* **To do**:
How many lines in the listing below include the word "SRMTID"? Answer with the number and nothing else.

Items from a figure collection:
☆ ☆ ☆ ☆ ☆
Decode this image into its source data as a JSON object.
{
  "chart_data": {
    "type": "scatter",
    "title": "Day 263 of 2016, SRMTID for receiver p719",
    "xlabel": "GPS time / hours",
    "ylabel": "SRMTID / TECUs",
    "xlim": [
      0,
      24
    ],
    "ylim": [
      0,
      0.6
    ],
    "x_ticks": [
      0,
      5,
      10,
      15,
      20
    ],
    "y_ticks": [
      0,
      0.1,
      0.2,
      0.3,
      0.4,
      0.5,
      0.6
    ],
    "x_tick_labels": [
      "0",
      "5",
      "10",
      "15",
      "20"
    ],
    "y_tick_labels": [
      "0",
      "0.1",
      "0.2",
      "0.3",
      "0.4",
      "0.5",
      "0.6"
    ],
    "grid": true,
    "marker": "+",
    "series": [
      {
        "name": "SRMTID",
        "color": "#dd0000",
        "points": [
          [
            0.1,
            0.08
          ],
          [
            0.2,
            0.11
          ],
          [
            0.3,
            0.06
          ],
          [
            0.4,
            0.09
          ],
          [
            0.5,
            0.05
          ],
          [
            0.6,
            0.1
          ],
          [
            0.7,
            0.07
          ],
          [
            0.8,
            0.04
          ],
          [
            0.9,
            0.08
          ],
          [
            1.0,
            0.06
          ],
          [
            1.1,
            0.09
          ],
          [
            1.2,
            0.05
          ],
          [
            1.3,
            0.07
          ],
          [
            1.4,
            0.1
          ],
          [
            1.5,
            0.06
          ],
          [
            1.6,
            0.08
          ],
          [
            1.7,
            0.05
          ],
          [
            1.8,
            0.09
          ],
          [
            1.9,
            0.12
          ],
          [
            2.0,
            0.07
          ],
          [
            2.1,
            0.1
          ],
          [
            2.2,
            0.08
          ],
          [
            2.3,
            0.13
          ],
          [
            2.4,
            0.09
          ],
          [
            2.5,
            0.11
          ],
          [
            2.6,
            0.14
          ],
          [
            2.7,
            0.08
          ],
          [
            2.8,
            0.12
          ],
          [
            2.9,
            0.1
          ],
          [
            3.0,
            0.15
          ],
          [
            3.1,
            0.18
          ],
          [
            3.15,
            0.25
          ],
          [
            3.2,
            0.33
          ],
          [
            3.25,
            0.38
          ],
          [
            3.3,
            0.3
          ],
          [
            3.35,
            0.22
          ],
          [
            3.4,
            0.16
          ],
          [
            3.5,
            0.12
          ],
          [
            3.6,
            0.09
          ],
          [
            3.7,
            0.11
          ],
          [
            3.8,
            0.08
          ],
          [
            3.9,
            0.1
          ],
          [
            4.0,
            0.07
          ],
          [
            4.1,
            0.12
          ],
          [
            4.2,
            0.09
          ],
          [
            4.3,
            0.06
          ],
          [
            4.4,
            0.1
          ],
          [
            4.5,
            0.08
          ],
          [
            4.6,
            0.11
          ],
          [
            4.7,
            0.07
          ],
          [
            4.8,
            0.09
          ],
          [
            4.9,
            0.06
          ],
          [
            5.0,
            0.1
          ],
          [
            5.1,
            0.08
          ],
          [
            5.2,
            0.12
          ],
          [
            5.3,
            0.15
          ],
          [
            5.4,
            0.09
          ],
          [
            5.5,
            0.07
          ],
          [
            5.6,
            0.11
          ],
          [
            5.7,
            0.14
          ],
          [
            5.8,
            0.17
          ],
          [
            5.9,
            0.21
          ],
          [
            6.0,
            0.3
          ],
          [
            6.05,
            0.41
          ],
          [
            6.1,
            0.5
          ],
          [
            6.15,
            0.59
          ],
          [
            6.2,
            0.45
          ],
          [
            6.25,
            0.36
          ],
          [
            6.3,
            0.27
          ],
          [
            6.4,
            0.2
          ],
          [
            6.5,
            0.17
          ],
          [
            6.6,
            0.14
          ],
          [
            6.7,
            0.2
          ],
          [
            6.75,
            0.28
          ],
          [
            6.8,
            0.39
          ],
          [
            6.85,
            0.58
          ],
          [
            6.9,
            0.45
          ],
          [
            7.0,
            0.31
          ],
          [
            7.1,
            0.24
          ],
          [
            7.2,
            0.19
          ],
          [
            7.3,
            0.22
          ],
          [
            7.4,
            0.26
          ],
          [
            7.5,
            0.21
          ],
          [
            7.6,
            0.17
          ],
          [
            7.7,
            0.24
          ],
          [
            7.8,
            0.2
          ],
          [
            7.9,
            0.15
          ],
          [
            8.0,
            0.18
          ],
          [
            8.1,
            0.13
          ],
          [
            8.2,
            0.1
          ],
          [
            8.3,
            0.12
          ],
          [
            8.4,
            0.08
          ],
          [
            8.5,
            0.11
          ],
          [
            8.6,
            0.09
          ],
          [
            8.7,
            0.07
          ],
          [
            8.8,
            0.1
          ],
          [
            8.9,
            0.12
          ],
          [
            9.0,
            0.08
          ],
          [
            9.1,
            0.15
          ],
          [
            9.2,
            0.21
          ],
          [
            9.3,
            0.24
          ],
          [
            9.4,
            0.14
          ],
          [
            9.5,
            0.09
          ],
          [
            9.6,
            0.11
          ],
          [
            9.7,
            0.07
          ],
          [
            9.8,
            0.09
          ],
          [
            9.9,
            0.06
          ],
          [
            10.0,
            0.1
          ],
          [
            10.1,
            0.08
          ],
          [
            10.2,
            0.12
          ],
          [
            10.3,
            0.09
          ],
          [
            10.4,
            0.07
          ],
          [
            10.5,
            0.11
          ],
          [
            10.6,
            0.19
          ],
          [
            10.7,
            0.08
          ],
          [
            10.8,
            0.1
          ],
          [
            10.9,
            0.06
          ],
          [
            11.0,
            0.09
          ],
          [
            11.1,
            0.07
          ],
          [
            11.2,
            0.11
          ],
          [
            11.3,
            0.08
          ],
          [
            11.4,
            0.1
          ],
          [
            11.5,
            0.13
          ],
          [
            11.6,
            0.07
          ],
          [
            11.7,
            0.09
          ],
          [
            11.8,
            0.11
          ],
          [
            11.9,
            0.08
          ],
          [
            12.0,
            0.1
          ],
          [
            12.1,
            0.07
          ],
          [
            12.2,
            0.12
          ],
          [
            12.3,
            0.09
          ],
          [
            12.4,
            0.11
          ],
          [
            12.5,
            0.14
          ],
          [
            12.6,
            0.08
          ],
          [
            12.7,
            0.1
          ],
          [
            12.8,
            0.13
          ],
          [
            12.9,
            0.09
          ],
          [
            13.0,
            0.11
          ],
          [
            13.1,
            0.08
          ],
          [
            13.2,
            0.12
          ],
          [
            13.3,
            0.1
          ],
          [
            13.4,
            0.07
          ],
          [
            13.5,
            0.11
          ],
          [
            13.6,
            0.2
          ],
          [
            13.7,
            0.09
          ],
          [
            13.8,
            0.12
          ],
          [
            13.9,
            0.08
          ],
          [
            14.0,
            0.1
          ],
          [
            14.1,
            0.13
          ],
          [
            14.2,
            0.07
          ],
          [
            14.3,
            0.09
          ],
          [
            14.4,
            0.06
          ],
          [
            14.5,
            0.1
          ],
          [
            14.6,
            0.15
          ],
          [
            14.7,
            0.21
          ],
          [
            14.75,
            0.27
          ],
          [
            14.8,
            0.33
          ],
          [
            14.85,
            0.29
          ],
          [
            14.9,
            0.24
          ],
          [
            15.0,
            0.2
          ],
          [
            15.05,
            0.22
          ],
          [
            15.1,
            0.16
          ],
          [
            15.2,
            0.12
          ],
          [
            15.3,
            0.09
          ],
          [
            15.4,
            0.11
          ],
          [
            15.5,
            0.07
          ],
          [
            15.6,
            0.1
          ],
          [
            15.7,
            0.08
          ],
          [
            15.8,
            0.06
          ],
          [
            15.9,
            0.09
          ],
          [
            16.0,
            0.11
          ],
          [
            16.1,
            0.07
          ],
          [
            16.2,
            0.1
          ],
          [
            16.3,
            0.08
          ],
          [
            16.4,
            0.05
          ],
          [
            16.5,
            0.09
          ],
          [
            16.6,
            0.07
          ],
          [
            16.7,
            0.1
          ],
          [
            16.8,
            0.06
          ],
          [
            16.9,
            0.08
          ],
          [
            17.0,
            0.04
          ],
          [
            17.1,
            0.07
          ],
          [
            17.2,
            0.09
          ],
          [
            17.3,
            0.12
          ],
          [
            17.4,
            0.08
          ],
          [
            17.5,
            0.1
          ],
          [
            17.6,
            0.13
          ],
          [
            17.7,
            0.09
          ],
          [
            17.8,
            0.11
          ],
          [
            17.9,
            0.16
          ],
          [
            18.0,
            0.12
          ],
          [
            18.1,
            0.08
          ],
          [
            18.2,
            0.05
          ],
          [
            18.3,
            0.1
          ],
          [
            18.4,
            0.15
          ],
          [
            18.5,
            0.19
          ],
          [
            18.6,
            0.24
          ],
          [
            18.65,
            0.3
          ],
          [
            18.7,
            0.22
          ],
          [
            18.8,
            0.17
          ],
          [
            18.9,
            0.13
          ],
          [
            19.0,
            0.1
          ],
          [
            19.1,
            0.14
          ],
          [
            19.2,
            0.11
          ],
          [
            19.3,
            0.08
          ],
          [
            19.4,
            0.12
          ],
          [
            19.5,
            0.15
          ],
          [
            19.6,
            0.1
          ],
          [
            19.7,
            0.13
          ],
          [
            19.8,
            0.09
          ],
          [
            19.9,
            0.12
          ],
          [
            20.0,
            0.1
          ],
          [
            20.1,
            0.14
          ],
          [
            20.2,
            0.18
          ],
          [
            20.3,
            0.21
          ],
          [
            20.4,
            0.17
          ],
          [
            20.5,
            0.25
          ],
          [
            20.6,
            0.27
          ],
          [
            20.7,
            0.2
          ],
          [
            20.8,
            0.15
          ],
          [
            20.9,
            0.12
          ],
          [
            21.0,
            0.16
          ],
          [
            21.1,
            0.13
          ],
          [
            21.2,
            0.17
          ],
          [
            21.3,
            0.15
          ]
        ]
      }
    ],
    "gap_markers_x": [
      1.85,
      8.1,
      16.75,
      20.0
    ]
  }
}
☆ ☆ ☆ ☆ ☆
* **Written response**:
3